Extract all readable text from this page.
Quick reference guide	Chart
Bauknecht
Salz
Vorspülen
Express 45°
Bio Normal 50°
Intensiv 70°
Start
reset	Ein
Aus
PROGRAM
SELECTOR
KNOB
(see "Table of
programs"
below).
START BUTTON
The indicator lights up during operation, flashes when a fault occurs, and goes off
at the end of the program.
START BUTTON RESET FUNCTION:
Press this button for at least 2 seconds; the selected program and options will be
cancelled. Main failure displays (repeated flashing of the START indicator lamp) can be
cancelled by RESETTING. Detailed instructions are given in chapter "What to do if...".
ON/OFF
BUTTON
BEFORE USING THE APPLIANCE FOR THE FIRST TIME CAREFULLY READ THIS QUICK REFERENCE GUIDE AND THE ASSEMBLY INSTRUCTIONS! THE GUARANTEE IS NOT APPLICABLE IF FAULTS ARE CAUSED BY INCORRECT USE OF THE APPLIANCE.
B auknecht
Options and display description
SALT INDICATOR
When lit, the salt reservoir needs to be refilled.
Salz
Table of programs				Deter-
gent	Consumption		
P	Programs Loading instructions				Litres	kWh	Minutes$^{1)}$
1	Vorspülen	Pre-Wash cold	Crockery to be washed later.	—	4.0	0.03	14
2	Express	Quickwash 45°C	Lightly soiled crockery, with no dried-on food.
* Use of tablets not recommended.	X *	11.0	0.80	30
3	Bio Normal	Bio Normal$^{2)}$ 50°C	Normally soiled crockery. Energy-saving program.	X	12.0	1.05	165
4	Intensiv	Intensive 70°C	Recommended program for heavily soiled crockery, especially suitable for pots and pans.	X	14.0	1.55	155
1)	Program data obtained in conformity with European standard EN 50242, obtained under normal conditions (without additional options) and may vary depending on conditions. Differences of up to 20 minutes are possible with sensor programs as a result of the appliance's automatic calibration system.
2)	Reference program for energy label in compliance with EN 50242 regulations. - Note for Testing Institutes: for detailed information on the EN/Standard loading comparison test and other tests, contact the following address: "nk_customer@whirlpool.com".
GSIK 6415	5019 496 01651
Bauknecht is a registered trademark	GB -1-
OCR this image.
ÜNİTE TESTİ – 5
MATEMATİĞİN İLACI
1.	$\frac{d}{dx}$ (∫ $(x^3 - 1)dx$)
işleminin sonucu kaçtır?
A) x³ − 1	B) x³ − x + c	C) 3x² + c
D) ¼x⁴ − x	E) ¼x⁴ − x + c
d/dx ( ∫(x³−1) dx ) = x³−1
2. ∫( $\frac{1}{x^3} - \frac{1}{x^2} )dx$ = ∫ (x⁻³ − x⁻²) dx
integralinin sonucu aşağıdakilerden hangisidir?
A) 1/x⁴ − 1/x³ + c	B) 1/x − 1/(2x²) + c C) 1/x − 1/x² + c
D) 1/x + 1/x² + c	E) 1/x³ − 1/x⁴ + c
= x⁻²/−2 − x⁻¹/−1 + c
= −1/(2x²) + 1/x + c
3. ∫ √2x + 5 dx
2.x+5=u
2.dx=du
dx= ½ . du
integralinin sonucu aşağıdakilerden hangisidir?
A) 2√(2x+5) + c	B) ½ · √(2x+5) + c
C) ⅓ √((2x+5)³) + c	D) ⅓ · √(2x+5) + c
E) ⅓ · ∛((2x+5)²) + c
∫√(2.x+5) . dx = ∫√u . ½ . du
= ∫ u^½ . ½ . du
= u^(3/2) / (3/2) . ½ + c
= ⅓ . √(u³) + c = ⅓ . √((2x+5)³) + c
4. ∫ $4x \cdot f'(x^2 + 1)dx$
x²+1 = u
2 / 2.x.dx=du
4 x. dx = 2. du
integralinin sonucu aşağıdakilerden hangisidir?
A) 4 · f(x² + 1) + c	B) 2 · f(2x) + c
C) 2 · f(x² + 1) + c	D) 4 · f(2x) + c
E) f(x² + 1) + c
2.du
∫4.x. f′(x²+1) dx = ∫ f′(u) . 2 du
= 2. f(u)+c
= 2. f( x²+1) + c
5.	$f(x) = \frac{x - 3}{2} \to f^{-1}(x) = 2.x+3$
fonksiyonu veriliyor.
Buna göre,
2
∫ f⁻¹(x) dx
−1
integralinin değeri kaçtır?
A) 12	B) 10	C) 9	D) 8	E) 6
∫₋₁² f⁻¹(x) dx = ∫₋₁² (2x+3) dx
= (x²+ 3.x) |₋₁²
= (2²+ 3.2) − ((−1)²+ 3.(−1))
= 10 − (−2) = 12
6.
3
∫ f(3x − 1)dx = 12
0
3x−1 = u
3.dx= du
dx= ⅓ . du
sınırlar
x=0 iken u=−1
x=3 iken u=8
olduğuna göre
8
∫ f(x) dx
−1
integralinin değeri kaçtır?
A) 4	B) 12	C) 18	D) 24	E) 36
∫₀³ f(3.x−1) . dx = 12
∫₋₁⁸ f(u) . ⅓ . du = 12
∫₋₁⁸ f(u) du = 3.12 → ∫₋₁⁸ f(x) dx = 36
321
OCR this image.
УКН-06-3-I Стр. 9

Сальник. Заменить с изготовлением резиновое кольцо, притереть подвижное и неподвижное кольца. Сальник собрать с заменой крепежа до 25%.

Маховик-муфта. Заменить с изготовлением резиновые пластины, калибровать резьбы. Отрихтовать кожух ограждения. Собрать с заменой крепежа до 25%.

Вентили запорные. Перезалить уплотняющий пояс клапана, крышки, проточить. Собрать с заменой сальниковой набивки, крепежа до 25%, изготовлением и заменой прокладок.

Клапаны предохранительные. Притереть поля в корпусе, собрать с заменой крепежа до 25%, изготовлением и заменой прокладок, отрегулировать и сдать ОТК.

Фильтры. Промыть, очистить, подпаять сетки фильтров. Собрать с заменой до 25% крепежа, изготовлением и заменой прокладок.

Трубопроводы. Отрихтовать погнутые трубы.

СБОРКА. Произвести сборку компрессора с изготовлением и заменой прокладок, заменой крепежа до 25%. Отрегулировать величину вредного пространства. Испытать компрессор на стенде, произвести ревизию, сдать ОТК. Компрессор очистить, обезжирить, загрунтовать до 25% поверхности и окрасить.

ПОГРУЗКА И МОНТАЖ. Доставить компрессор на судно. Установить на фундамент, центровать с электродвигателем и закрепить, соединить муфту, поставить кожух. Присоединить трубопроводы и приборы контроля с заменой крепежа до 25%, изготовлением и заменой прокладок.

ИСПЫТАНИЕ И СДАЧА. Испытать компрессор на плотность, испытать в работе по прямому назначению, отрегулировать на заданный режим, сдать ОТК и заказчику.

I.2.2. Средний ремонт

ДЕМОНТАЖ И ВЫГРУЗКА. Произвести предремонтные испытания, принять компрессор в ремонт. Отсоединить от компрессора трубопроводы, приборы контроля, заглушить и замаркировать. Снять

## Direction
Identify and copy the lines holding the word "Отрихтовать".

## Task output
Маховик-муфта. Заменить с изготовлением резиновые пластины, калибровать резьбы. Отрихтовать кожух ограждения. Собрать с заменой крепежа до 25%.
Трубопроводы. Отрихтовать погнутые трубы.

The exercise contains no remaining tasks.